Search the data for the word "name" and copy every line that contains it.

— BEGIN —

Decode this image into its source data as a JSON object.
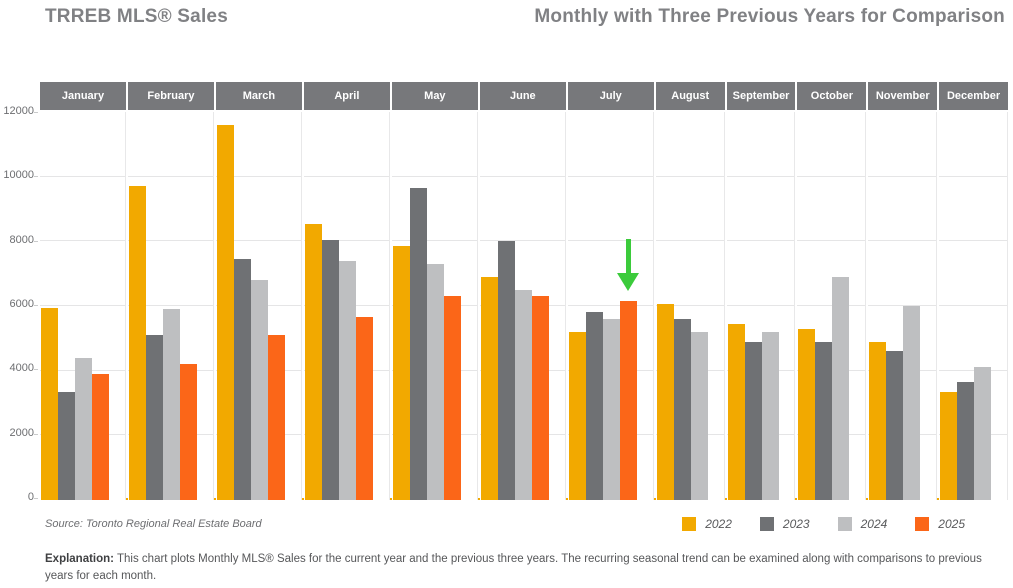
{
  "page": {
    "title_left": "TRREB MLS® Sales",
    "title_right": "Monthly with Three Previous Years for Comparison"
  },
  "chart_data": {
    "type": "bar",
    "title": "TRREB MLS® Sales — Monthly with Three Previous Years for Comparison",
    "categories": [
      "January",
      "February",
      "March",
      "April",
      "May",
      "June",
      "July",
      "August",
      "September",
      "October",
      "November",
      "December"
    ],
    "series": [
      {
        "name": "2022",
        "color": "#F2A900",
        "values": [
          5950,
          9700,
          11600,
          8550,
          7850,
          6900,
          5200,
          6050,
          5450,
          5300,
          4900,
          3350
        ]
      },
      {
        "name": "2023",
        "color": "#6F7174",
        "values": [
          3350,
          5100,
          7450,
          8050,
          9650,
          8000,
          5800,
          5600,
          4900,
          4900,
          4600,
          3650
        ]
      },
      {
        "name": "2024",
        "color": "#BEBFC1",
        "values": [
          4400,
          5900,
          6800,
          7400,
          7300,
          6500,
          5600,
          5200,
          5200,
          6900,
          6000,
          4100
        ]
      },
      {
        "name": "2025",
        "color": "#FB6618",
        "values": [
          3900,
          4200,
          5100,
          5650,
          6300,
          6300,
          6150,
          null,
          null,
          null,
          null,
          null
        ]
      }
    ],
    "xlabel": "",
    "ylabel": "",
    "ylim": [
      0,
      12000
    ],
    "yticks": [
      0,
      2000,
      4000,
      6000,
      8000,
      10000,
      12000
    ],
    "grid": "horizontal",
    "legend_position": "bottom-right",
    "annotation": {
      "type": "down-arrow",
      "color": "#3BCB3B",
      "target_month": "July",
      "target_series": "2025"
    }
  },
  "source": "Source: Toronto Regional Real Estate Board",
  "explanation": {
    "label": "Explanation:",
    "text": " This chart plots Monthly MLS® Sales for the current year and the previous three years. The recurring seasonal trend can be examined along with comparisons to previous years for each month."
  },
  "colors": {
    "title_text": "#808184",
    "month_header_band": "#77787B",
    "axis_text": "#6D6E71",
    "gridline": "#E5E5E6",
    "baseline": "#F2A900",
    "arrow_green": "#3BCB3B"
  }
}
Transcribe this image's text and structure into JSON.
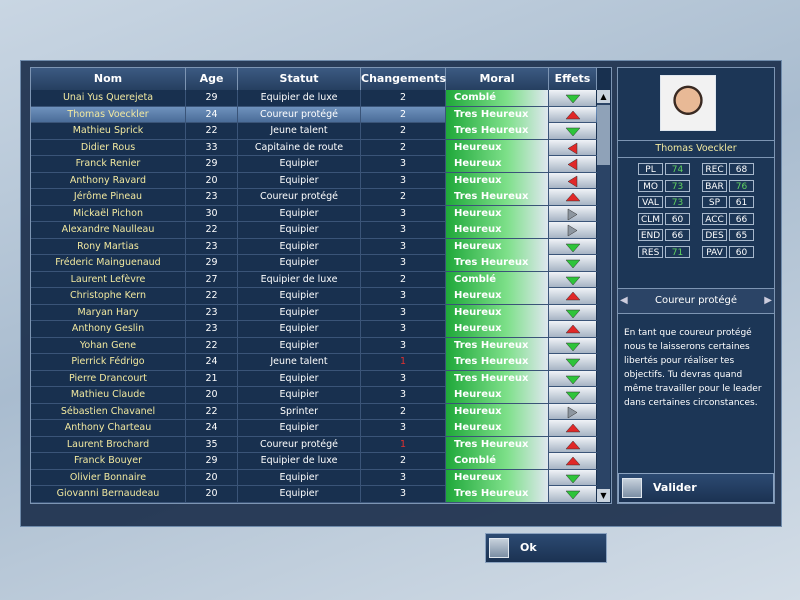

— END —

▶ [Task response]
        "name": "2022",
        "name": "2023",
        "name": "2024",
        "name": "2025",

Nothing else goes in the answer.